▶ Extracted records
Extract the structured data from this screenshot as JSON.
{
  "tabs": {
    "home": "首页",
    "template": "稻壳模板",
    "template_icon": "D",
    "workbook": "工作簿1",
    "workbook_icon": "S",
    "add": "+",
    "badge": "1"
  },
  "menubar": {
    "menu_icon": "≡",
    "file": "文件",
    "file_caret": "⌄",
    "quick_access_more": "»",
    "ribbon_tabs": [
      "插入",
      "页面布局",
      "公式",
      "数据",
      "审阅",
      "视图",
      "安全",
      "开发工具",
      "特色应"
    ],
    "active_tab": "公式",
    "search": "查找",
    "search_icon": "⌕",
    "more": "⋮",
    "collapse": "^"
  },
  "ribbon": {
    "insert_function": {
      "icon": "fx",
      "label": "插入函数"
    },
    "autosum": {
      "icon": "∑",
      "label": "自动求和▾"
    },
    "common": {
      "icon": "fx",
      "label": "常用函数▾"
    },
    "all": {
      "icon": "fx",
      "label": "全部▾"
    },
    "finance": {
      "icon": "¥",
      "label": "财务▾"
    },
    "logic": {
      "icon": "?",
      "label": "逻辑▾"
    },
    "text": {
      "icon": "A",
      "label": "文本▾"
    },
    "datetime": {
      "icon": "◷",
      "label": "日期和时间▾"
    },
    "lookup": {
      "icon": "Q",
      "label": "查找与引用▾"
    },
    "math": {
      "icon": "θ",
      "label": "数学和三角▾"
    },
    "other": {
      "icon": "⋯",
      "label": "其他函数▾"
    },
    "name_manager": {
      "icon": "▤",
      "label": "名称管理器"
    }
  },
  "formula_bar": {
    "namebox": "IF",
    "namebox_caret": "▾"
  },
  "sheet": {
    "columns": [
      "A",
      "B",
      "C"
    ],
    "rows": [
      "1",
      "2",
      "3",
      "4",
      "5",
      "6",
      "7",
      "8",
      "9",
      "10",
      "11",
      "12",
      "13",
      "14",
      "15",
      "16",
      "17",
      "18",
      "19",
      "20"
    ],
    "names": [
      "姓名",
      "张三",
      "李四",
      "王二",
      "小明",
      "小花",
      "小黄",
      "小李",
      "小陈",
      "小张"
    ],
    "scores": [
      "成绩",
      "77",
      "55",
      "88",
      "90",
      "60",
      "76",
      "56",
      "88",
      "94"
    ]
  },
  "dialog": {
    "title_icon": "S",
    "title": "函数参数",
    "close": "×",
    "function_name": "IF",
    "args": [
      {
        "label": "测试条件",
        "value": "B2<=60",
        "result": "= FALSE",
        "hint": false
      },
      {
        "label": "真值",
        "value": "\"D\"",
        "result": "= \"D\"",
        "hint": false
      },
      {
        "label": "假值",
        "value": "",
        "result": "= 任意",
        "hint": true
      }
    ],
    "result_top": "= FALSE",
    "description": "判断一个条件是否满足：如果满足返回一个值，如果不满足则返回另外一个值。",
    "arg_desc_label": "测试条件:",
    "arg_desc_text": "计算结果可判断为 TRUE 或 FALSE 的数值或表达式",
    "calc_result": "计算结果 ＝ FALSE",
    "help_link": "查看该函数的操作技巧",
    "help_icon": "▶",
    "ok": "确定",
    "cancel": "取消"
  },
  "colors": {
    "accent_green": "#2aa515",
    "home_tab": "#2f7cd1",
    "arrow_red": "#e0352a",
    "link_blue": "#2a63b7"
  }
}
==
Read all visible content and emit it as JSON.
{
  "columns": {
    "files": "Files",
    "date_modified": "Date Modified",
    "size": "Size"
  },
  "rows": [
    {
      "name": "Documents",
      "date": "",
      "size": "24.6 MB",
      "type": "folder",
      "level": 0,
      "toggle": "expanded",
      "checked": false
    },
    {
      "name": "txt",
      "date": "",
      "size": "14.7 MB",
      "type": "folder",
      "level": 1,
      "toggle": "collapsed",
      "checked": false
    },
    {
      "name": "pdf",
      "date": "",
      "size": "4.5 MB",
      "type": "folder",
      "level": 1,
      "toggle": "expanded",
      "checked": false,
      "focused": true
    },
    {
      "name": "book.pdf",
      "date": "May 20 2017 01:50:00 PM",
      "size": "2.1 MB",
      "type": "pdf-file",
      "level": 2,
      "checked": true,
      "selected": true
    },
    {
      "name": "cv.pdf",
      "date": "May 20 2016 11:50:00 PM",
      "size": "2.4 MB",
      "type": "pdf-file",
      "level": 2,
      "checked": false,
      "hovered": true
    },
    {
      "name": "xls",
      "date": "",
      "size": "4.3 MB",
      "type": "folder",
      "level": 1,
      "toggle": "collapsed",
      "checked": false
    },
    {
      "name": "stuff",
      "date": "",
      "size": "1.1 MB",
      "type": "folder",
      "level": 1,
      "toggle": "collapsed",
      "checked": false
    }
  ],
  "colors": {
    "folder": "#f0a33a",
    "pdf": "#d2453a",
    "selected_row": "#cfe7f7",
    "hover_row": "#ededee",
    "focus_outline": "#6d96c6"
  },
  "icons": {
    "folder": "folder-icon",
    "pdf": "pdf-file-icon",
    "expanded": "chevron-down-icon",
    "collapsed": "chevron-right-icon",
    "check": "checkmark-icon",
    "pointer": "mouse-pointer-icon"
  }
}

▶ PROBLEM DETAILS
Search the listing for the word "size". Copy every line in which it occurs.

▶ SOLUTION TO THIS EXERCISE
    "size": "Size"
      "size": "24.6 MB",
      "size": "14.7 MB",
      "size": "4.5 MB",
      "size": "2.1 MB",
      "size": "2.4 MB",
      "size": "4.3 MB",
      "size": "1.1 MB",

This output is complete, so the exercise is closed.